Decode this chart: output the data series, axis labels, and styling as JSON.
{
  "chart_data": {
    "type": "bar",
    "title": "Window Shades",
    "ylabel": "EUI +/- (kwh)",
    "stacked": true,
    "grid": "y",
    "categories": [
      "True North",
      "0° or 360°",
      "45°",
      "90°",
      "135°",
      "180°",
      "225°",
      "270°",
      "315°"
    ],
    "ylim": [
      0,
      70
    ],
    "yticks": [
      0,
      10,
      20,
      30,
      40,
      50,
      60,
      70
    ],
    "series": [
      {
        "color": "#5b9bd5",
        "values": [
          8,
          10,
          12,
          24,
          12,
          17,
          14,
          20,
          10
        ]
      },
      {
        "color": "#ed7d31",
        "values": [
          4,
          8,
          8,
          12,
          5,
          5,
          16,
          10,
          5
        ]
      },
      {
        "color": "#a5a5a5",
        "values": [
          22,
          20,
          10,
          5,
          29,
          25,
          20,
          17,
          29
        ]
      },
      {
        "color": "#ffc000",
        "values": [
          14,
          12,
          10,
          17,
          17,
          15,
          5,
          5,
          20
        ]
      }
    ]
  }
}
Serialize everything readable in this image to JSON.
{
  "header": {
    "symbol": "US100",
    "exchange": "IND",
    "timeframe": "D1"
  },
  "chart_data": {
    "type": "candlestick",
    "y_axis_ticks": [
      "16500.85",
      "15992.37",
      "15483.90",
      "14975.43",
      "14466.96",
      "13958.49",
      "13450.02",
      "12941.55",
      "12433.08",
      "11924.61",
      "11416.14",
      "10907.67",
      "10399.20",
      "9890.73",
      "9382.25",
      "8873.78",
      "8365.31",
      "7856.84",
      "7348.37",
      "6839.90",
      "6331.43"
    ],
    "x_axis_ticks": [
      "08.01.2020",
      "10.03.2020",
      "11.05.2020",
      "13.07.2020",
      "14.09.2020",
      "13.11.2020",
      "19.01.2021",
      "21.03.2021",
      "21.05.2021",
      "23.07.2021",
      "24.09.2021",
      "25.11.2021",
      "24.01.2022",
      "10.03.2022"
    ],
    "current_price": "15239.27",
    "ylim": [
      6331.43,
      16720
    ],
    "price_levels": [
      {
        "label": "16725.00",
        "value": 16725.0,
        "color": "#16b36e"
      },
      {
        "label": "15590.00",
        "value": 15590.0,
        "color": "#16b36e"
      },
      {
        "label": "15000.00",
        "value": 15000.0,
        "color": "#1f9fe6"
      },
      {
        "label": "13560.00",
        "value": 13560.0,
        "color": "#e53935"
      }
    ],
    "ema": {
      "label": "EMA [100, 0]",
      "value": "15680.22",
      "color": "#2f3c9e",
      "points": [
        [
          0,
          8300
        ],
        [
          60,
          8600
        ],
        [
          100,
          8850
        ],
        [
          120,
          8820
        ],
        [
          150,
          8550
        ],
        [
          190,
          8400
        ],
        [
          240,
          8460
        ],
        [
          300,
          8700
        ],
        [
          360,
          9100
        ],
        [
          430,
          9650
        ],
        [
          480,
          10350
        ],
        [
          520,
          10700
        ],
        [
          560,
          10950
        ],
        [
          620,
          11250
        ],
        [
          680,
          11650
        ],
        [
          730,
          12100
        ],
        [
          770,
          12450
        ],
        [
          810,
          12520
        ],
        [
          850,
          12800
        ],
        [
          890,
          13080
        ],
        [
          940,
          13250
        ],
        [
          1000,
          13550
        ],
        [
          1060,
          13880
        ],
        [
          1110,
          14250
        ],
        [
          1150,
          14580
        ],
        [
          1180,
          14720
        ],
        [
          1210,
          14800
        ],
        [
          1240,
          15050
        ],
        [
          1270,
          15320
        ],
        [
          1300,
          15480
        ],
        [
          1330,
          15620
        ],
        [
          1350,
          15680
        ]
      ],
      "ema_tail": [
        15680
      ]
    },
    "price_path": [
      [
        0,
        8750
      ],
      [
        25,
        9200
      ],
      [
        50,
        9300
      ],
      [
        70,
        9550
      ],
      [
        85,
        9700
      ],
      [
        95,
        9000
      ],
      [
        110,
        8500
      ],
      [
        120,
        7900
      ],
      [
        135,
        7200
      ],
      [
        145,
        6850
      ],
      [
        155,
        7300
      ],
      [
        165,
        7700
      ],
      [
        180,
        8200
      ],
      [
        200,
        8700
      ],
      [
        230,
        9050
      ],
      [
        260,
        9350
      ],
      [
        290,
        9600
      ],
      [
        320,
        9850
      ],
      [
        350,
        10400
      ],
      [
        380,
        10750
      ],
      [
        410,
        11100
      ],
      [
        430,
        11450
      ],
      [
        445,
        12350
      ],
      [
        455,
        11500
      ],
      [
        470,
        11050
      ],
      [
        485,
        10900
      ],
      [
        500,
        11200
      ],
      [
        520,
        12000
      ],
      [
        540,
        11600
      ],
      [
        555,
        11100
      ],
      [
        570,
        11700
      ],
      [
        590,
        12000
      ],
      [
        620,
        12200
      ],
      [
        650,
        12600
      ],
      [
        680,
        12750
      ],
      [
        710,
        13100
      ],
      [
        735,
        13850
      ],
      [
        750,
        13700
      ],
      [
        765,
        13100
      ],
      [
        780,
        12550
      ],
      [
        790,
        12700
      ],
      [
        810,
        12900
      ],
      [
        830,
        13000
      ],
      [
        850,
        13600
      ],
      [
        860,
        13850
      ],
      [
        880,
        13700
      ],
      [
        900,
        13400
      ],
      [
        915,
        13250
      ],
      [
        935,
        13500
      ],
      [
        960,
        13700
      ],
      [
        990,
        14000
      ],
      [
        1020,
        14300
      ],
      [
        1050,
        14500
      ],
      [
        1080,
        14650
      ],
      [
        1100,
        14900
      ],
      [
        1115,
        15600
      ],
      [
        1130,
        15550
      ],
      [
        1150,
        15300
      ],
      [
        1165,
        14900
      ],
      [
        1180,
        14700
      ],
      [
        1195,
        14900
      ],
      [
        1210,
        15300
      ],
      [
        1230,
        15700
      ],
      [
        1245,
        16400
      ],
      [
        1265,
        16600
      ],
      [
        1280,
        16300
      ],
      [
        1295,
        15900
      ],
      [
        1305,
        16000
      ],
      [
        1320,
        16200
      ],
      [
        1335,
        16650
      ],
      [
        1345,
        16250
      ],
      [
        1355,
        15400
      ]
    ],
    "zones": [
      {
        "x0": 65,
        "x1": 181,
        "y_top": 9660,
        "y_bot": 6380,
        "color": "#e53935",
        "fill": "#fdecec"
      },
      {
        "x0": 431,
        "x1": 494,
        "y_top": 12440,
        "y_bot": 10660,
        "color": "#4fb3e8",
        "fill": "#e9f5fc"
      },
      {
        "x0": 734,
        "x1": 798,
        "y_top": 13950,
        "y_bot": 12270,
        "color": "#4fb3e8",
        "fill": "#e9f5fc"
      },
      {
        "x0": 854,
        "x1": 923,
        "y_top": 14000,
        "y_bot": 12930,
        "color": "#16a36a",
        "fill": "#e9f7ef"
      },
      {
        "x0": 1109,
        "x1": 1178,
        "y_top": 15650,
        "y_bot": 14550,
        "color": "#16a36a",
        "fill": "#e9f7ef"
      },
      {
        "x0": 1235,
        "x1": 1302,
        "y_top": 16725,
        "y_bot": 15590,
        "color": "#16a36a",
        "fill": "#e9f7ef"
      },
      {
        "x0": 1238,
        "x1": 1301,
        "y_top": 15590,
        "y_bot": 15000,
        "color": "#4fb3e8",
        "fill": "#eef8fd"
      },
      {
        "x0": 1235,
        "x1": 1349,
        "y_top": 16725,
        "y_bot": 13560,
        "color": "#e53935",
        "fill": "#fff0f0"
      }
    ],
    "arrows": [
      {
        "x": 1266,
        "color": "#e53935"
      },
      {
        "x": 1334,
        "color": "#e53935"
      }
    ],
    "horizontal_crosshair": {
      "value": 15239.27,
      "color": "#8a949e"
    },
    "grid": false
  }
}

• SHORT TASK
Only a number is wanted: how many lines contain the word "series"?

• WRITTEN RESPONSE
2